EXERCISE AIM: Repeat each line word for word.

───── DATA EXTRACT

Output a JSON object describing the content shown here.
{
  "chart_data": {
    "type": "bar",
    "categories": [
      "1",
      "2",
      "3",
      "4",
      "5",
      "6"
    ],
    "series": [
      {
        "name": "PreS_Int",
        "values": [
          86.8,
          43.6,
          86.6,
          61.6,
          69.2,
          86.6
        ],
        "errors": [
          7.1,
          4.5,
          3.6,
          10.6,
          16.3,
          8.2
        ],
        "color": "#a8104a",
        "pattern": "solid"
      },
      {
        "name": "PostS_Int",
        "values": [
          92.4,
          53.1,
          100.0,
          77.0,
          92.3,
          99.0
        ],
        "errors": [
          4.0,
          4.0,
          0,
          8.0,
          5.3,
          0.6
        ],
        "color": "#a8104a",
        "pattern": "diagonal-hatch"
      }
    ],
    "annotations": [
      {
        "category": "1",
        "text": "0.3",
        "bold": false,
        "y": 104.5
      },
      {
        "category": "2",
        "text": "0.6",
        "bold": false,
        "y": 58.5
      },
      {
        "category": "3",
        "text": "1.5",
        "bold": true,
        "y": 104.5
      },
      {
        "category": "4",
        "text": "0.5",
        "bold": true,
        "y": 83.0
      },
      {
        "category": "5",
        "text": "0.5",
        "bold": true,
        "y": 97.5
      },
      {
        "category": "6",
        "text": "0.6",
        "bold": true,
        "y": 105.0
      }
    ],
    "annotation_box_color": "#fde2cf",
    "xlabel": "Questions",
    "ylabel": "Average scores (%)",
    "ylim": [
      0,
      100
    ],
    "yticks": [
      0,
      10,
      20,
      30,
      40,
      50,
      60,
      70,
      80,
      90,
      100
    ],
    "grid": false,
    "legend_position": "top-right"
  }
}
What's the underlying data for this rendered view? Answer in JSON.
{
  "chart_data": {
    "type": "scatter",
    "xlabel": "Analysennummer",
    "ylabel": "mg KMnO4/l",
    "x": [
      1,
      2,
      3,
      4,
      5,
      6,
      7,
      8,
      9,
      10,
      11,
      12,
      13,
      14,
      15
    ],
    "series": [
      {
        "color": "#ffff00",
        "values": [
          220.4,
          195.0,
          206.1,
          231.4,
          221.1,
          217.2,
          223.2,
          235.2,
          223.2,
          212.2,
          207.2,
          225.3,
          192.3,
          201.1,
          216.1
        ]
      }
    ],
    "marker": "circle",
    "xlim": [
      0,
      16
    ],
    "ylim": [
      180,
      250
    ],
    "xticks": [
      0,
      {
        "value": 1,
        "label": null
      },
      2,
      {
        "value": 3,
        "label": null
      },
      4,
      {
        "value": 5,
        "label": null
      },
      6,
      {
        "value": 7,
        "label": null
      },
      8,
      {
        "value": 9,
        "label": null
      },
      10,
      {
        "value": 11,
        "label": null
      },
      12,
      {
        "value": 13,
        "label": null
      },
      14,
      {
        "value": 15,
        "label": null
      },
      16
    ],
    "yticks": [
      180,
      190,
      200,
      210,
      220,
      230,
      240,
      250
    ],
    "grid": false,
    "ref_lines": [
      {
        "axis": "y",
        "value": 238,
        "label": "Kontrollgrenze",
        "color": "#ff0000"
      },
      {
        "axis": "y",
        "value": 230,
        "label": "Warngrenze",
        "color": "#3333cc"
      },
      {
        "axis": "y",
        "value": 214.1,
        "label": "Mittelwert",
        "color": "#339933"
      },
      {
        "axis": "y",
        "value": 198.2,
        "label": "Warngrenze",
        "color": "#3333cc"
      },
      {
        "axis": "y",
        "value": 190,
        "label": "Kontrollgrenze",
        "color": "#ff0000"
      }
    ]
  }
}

──────────

EXERCISE RESPONSE:
Output a JSON object describing the content shown here.
{
  "chart_data": {
    "type": "bar",
    "categories": [
      "1",
      "2",
      "3",
      "4",
      "5",
      "6"
    ],
    "series": [
      {
        "name": "PreS_Int",
        "values": [
          86.8,
          43.6,
          86.6,
          61.6,
          69.2,
          86.6
        ],
        "errors": [
          7.1,
          4.5,
          3.6,
          10.6,
          16.3,
          8.2
        ],
        "color": "#a8104a",
        "pattern": "solid"
      },
      {
        "name": "PostS_Int",
        "values": [
          92.4,
          53.1,
          100.0,
          77.0,
          92.3,
          99.0
        ],
        "errors": [
          4.0,
          4.0,
          0,
          8.0,
          5.3,
          0.6
        ],
        "color": "#a8104a",
        "pattern": "diagonal-hatch"
      }
    ],
    "annotations": [
      {
        "category": "1",
        "text": "0.3",
        "bold": false,
        "y": 104.5
      },
      {
        "category": "2",
        "text": "0.6",
        "bold": false,
        "y": 58.5
      },
      {
        "category": "3",
        "text": "1.5",
        "bold": true,
        "y": 104.5
      },
      {
        "category": "4",
        "text": "0.5",
        "bold": true,
        "y": 83.0
      },
      {
        "category": "5",
        "text": "0.5",
        "bold": true,
        "y": 97.5
      },
      {
        "category": "6",
        "text": "0.6",
        "bold": true,
        "y": 105.0
      }
    ],
    "annotation_box_color": "#fde2cf",
    "xlabel": "Questions",
    "ylabel": "Average scores (%)",
    "ylim": [
      0,
      100
    ],
    "yticks": [
      0,
      10,
      20,
      30,
      40,
      50,
      60,
      70,
      80,
      90,
      100
    ],
    "grid": false,
    "legend_position": "top-right"
  }
}
What's the underlying data for this rendered view? Answer in JSON.
{
  "chart_data": {
    "type": "scatter",
    "xlabel": "Analysennummer",
    "ylabel": "mg KMnO4/l",
    "x": [
      1,
      2,
      3,
      4,
      5,
      6,
      7,
      8,
      9,
      10,
      11,
      12,
      13,
      14,
      15
    ],
    "series": [
      {
        "color": "#ffff00",
        "values": [
          220.4,
          195.0,
          206.1,
          231.4,
          221.1,
          217.2,
          223.2,
          235.2,
          223.2,
          212.2,
          207.2,
          225.3,
          192.3,
          201.1,
          216.1
        ]
      }
    ],
    "marker": "circle",
    "xlim": [
      0,
      16
    ],
    "ylim": [
      180,
      250
    ],
    "xticks": [
      0,
      {
        "value": 1,
        "label": null
      },
      2,
      {
        "value": 3,
        "label": null
      },
      4,
      {
        "value": 5,
        "label": null
      },
      6,
      {
        "value": 7,
        "label": null
      },
      8,
      {
        "value": 9,
        "label": null
      },
      10,
      {
        "value": 11,
        "label": null
      },
      12,
      {
        "value": 13,
        "label": null
      },
      14,
      {
        "value": 15,
        "label": null
      },
      16
    ],
    "yticks": [
      180,
      190,
      200,
      210,
      220,
      230,
      240,
      250
    ],
    "grid": false,
    "ref_lines": [
      {
        "axis": "y",
        "value": 238,
        "label": "Kontrollgrenze",
        "color": "#ff0000"
      },
      {
        "axis": "y",
        "value": 230,
        "label": "Warngrenze",
        "color": "#3333cc"
      },
      {
        "axis": "y",
        "value": 214.1,
        "label": "Mittelwert",
        "color": "#339933"
      },
      {
        "axis": "y",
        "value": 198.2,
        "label": "Warngrenze",
        "color": "#3333cc"
      },
      {
        "axis": "y",
        "value": 190,
        "label": "Kontrollgrenze",
        "color": "#ff0000"
      }
    ]
  }
}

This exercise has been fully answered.